- What is asked:
[a] Using the 1996 AHSME problem page, explain why the only possible integer value of $z$ for a point in both balls is $z=5$.
[b] From the 1996 AHSME problem page, retype the part that opens with the words containing "The two equations" and closes with "be is $z=5$.".

- Selected text:
━━━

1996 AHSME Problems/Problem 27

Revision as of 21:06, 30 December 2018 by Imbadatmath23 (talk | contribs) (Solution 2)

Problem

Consider two solid spherical balls, one centered at $\left(0, 0,\frac{21}{2}\right)$ with radius $6$, and the other centered at $(0, 0, 1)$ with radius $\frac{9}{2}$. How many points with only integer coordinates (lattice points) are there in the intersection of the balls?

$\text{(A)}\ 7\qquad\text{(B)}\ 9\qquad\text{(C)}\ 11\qquad\text{(D)}\ 13\qquad\text{(E)}\ 15$

Solution 1

The two equations of the balls are

\[x^2 + y^2 + \left(z - \frac{21}{2}\right)^2 \le 36\]

\[x^2 + y^2 + (z - 1)^2 \le \frac{81}{4}\]

Note that along the $z$ axis, the first ball goes from $10.5 \pm 6$, and the second ball goes from $1 \pm 4.5$. The only integer value that $z$ can be is $z=5$.

━━━

- Extracted entries:
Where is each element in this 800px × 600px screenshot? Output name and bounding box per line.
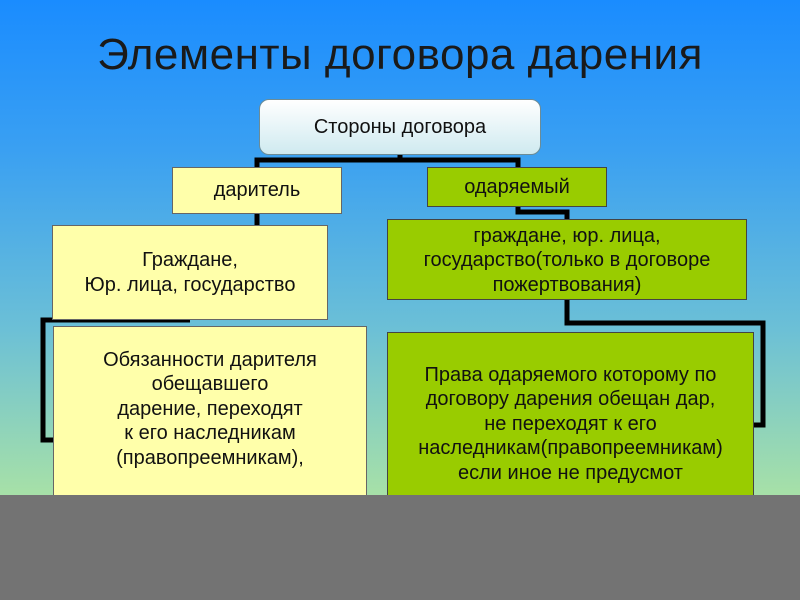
root-node: Стороны договора <box>259 99 541 155</box>
connector-donee-who <box>515 207 570 219</box>
donee-node: одаряемый <box>427 167 607 207</box>
donor-parties-node: Граждане, Юр. лица, государство <box>52 225 328 320</box>
connector-donee-rights <box>564 300 766 428</box>
connector-donor-duties <box>40 317 190 443</box>
donee-rights-node: Права одаряемого которому по договору да… <box>387 332 754 500</box>
donor-duties-node: Обязанности дарителя обещавшего дарение,… <box>53 326 367 506</box>
donor-node: даритель <box>172 167 342 214</box>
slide-title: Элементы договора дарения <box>97 30 703 79</box>
donee-parties-node: граждане, юр. лица, государство(только в… <box>387 219 747 300</box>
grey-overlay-band <box>0 495 800 600</box>
connector-root-children <box>254 155 521 168</box>
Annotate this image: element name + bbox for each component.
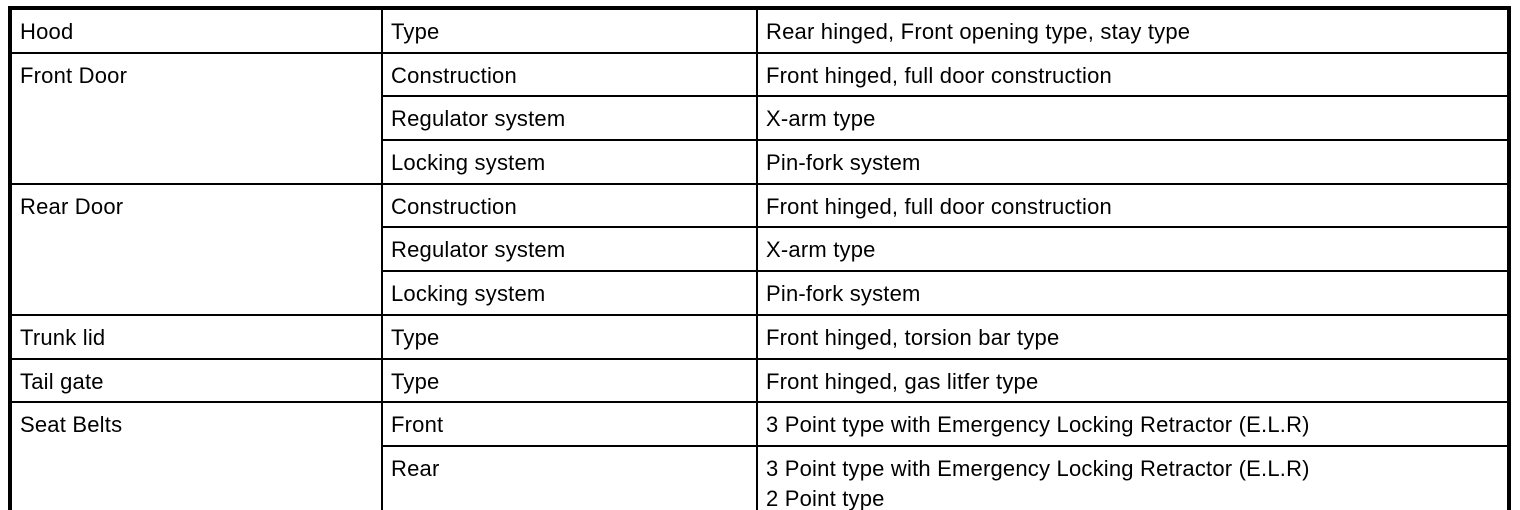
attribute-cell: Rear [381, 444, 758, 510]
value-cell: Pin-fork system [756, 139, 1510, 185]
component-cell: Hood [9, 7, 383, 54]
attribute-cell: Type [381, 357, 758, 404]
value-cell: X-arm type [756, 95, 1510, 142]
value-cell: Pin-fork system [756, 270, 1510, 316]
value-cell: Rear hinged, Front opening type, stay ty… [756, 7, 1510, 54]
value-cell: Front hinged, torsion bar type [756, 313, 1510, 360]
attribute-cell: Construction [381, 51, 758, 98]
attribute-cell: Construction [381, 182, 758, 229]
component-cell: Front Door [9, 51, 383, 185]
component-cell: Tail gate [9, 357, 383, 404]
attribute-cell: Locking system [381, 270, 758, 316]
attribute-cell: Locking system [381, 139, 758, 185]
component-cell: Trunk lid [9, 313, 383, 360]
attribute-cell: Type [381, 313, 758, 360]
attribute-cell: Regulator system [381, 95, 758, 142]
value-cell: 3 Point type with Emergency Locking Retr… [756, 444, 1510, 510]
attribute-cell: Front [381, 401, 758, 447]
component-cell: Rear Door [9, 182, 383, 316]
value-cell: Front hinged, gas litfer type [756, 357, 1510, 404]
attribute-cell: Regulator system [381, 226, 758, 273]
value-cell: Front hinged, full door construction [756, 182, 1510, 229]
component-cell: Seat Belts [9, 401, 383, 510]
value-cell: 3 Point type with Emergency Locking Retr… [756, 401, 1510, 447]
attribute-cell: Type [381, 7, 758, 54]
value-cell: X-arm type [756, 226, 1510, 273]
value-cell: Front hinged, full door construction [756, 51, 1510, 98]
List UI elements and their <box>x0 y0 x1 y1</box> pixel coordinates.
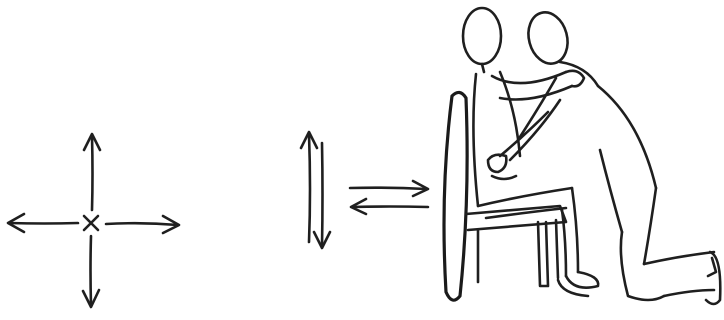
center-x-mark <box>84 216 98 230</box>
caregiver-transfer-illustration <box>444 8 720 304</box>
arrow-left-icon <box>8 214 78 232</box>
horizontal-arrows-icon <box>350 181 428 214</box>
caregiver <box>488 8 720 304</box>
arrow-right-icon <box>106 216 179 233</box>
arrow-down-icon <box>314 143 330 248</box>
chair <box>444 92 566 300</box>
arrow-up-icon <box>84 134 100 210</box>
vertical-arrows-icon <box>301 132 330 248</box>
seated-person <box>463 8 598 296</box>
four-way-arrows-icon <box>8 134 179 307</box>
arrow-left-icon <box>351 199 428 214</box>
arrow-down-icon <box>83 236 99 307</box>
arrow-right-icon <box>350 181 428 196</box>
arrow-up-icon <box>301 132 317 242</box>
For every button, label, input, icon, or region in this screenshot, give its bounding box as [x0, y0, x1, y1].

━━━

- Response list:
[a] Along the $z$ axis, the first ball runs from $10.5 - 6$ to $10.5 + 6$, and the second runs from $1 - 4.5$ to $1 + 4.5$. The only integer that lies in both ranges is $z=5$.

[b]
The two equations of the balls are

\[x^2 + y^2 + \left(z - \frac{21}{2}\right)^2 \le 36\]

\[x^2 + y^2 + (z - 1)^2 \le \frac{81}{4}\]

Note that along the $z$ axis, the first ball goes from $10.5 \pm 6$, and the second ball goes from $1 \pm 4.5$. The only integer value that $z$ can be is $z=5$.